Figure record extracts
::::

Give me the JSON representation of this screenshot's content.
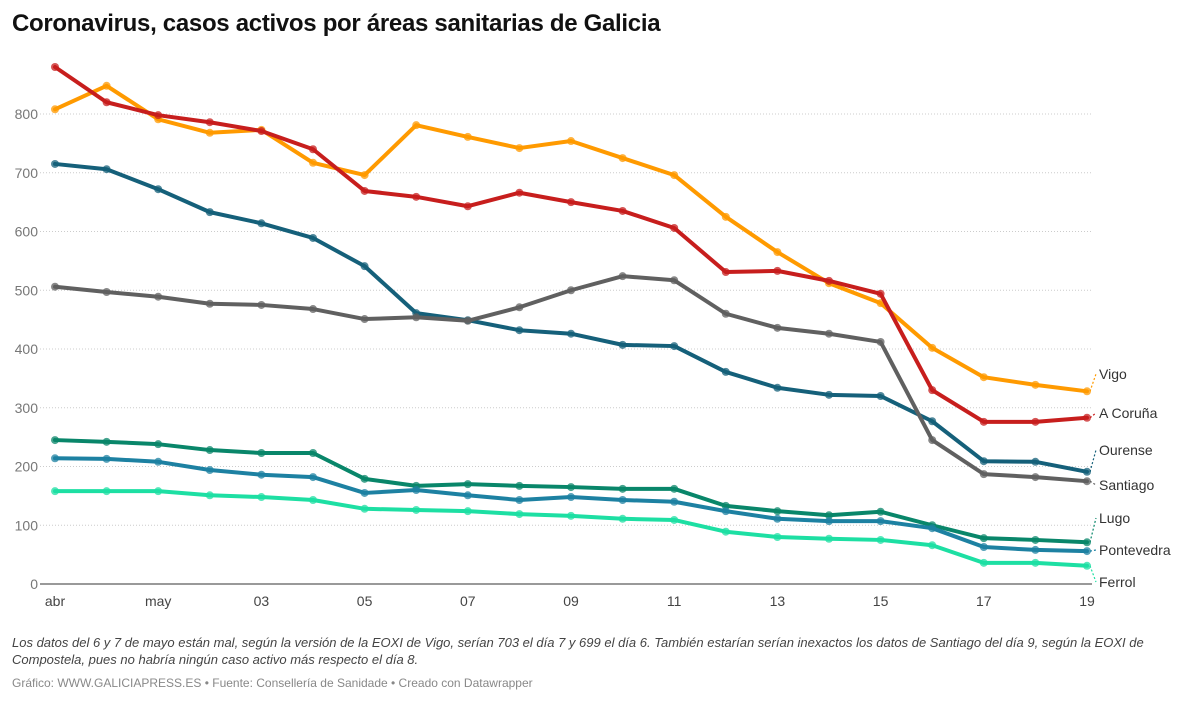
{
  "title": "Coronavirus, casos activos por áreas sanitarias de Galicia",
  "note": "Los datos del 6 y 7 de mayo están mal, según la versión de la EOXI de Vigo, serían 703 el día 7 y 699 el día 6. También estarían serían inexactos los datos de Santiago del día 9, según la EOXI de Compostela, pues no habría ningún caso activo más respecto el día 8.",
  "source": "Gráfico: WWW.GALICIAPRESS.ES • Fuente: Consellería de Sanidade • Creado con Datawrapper",
  "chart_data": {
    "type": "line",
    "title": "Coronavirus, casos activos por áreas sanitarias de Galicia",
    "x": [
      "2020-04-29",
      "2020-04-30",
      "2020-05-01",
      "2020-05-02",
      "2020-05-03",
      "2020-05-04",
      "2020-05-05",
      "2020-05-06",
      "2020-05-07",
      "2020-05-08",
      "2020-05-09",
      "2020-05-10",
      "2020-05-11",
      "2020-05-12",
      "2020-05-13",
      "2020-05-14",
      "2020-05-15",
      "2020-05-16",
      "2020-05-17",
      "2020-05-18",
      "2020-05-19"
    ],
    "xticks": [
      {
        "at": "2020-04-29",
        "label": "abr"
      },
      {
        "at": "2020-05-01",
        "label": "may"
      },
      {
        "at": "2020-05-03",
        "label": "03"
      },
      {
        "at": "2020-05-05",
        "label": "05"
      },
      {
        "at": "2020-05-07",
        "label": "07"
      },
      {
        "at": "2020-05-09",
        "label": "09"
      },
      {
        "at": "2020-05-11",
        "label": "11"
      },
      {
        "at": "2020-05-13",
        "label": "13"
      },
      {
        "at": "2020-05-15",
        "label": "15"
      },
      {
        "at": "2020-05-17",
        "label": "17"
      },
      {
        "at": "2020-05-19",
        "label": "19"
      }
    ],
    "yticks": [
      0,
      100,
      200,
      300,
      400,
      500,
      600,
      700,
      800
    ],
    "ylim": [
      0,
      900
    ],
    "grid": "horizontal dotted",
    "legend": "direct labels right",
    "series": [
      {
        "name": "Vigo",
        "color": "#ff9a00",
        "values": [
          808,
          848,
          791,
          768,
          773,
          717,
          696,
          781,
          761,
          742,
          754,
          725,
          696,
          625,
          565,
          512,
          478,
          402,
          352,
          339,
          328
        ]
      },
      {
        "name": "A Coruña",
        "color": "#c71e1d",
        "values": [
          880,
          820,
          798,
          786,
          771,
          740,
          669,
          659,
          643,
          666,
          650,
          635,
          606,
          531,
          533,
          516,
          494,
          330,
          276,
          276,
          283
        ]
      },
      {
        "name": "Ourense",
        "color": "#15607a",
        "values": [
          715,
          706,
          672,
          633,
          614,
          589,
          541,
          461,
          449,
          432,
          426,
          407,
          405,
          361,
          334,
          322,
          320,
          277,
          209,
          208,
          191
        ]
      },
      {
        "name": "Santiago",
        "color": "#606060",
        "values": [
          506,
          497,
          489,
          477,
          475,
          468,
          451,
          454,
          448,
          471,
          500,
          524,
          517,
          460,
          436,
          426,
          412,
          245,
          187,
          182,
          175
        ]
      },
      {
        "name": "Lugo",
        "color": "#09866a",
        "values": [
          245,
          242,
          238,
          228,
          223,
          223,
          179,
          167,
          170,
          167,
          165,
          162,
          162,
          133,
          124,
          117,
          123,
          100,
          78,
          75,
          71
        ]
      },
      {
        "name": "Pontevedra",
        "color": "#1d81a2",
        "values": [
          214,
          213,
          208,
          194,
          186,
          182,
          155,
          160,
          151,
          143,
          148,
          143,
          140,
          124,
          111,
          107,
          107,
          95,
          63,
          58,
          56
        ]
      },
      {
        "name": "Ferrol",
        "color": "#1ddfa3",
        "values": [
          158,
          158,
          158,
          151,
          148,
          143,
          128,
          126,
          124,
          119,
          116,
          111,
          109,
          89,
          80,
          77,
          75,
          66,
          36,
          36,
          31
        ]
      }
    ]
  }
}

::::

=== Task item ===
An exact reproduction of all the records is required, with no pictures included.

=== Response area ===
Give me the JSON representation of this screenshot's content.
{
  "title": "Coronavirus, casos activos por áreas sanitarias de Galicia",
  "note": "Los datos del 6 y 7 de mayo están mal, según la versión de la EOXI de Vigo, serían 703 el día 7 y 699 el día 6. También estarían serían inexactos los datos de Santiago del día 9, según la EOXI de Compostela, pues no habría ningún caso activo más respecto el día 8.",
  "source": "Gráfico: WWW.GALICIAPRESS.ES • Fuente: Consellería de Sanidade • Creado con Datawrapper",
  "chart_data": {
    "type": "line",
    "title": "Coronavirus, casos activos por áreas sanitarias de Galicia",
    "x": [
      "2020-04-29",
      "2020-04-30",
      "2020-05-01",
      "2020-05-02",
      "2020-05-03",
      "2020-05-04",
      "2020-05-05",
      "2020-05-06",
      "2020-05-07",
      "2020-05-08",
      "2020-05-09",
      "2020-05-10",
      "2020-05-11",
      "2020-05-12",
      "2020-05-13",
      "2020-05-14",
      "2020-05-15",
      "2020-05-16",
      "2020-05-17",
      "2020-05-18",
      "2020-05-19"
    ],
    "xticks": [
      {
        "at": "2020-04-29",
        "label": "abr"
      },
      {
        "at": "2020-05-01",
        "label": "may"
      },
      {
        "at": "2020-05-03",
        "label": "03"
      },
      {
        "at": "2020-05-05",
        "label": "05"
      },
      {
        "at": "2020-05-07",
        "label": "07"
      },
      {
        "at": "2020-05-09",
        "label": "09"
      },
      {
        "at": "2020-05-11",
        "label": "11"
      },
      {
        "at": "2020-05-13",
        "label": "13"
      },
      {
        "at": "2020-05-15",
        "label": "15"
      },
      {
        "at": "2020-05-17",
        "label": "17"
      },
      {
        "at": "2020-05-19",
        "label": "19"
      }
    ],
    "yticks": [
      0,
      100,
      200,
      300,
      400,
      500,
      600,
      700,
      800
    ],
    "ylim": [
      0,
      900
    ],
    "grid": "horizontal dotted",
    "legend": "direct labels right",
    "series": [
      {
        "name": "Vigo",
        "color": "#ff9a00",
        "values": [
          808,
          848,
          791,
          768,
          773,
          717,
          696,
          781,
          761,
          742,
          754,
          725,
          696,
          625,
          565,
          512,
          478,
          402,
          352,
          339,
          328
        ]
      },
      {
        "name": "A Coruña",
        "color": "#c71e1d",
        "values": [
          880,
          820,
          798,
          786,
          771,
          740,
          669,
          659,
          643,
          666,
          650,
          635,
          606,
          531,
          533,
          516,
          494,
          330,
          276,
          276,
          283
        ]
      },
      {
        "name": "Ourense",
        "color": "#15607a",
        "values": [
          715,
          706,
          672,
          633,
          614,
          589,
          541,
          461,
          449,
          432,
          426,
          407,
          405,
          361,
          334,
          322,
          320,
          277,
          209,
          208,
          191
        ]
      },
      {
        "name": "Santiago",
        "color": "#606060",
        "values": [
          506,
          497,
          489,
          477,
          475,
          468,
          451,
          454,
          448,
          471,
          500,
          524,
          517,
          460,
          436,
          426,
          412,
          245,
          187,
          182,
          175
        ]
      },
      {
        "name": "Lugo",
        "color": "#09866a",
        "values": [
          245,
          242,
          238,
          228,
          223,
          223,
          179,
          167,
          170,
          167,
          165,
          162,
          162,
          133,
          124,
          117,
          123,
          100,
          78,
          75,
          71
        ]
      },
      {
        "name": "Pontevedra",
        "color": "#1d81a2",
        "values": [
          214,
          213,
          208,
          194,
          186,
          182,
          155,
          160,
          151,
          143,
          148,
          143,
          140,
          124,
          111,
          107,
          107,
          95,
          63,
          58,
          56
        ]
      },
      {
        "name": "Ferrol",
        "color": "#1ddfa3",
        "values": [
          158,
          158,
          158,
          151,
          148,
          143,
          128,
          126,
          124,
          119,
          116,
          111,
          109,
          89,
          80,
          77,
          75,
          66,
          36,
          36,
          31
        ]
      }
    ]
  }
}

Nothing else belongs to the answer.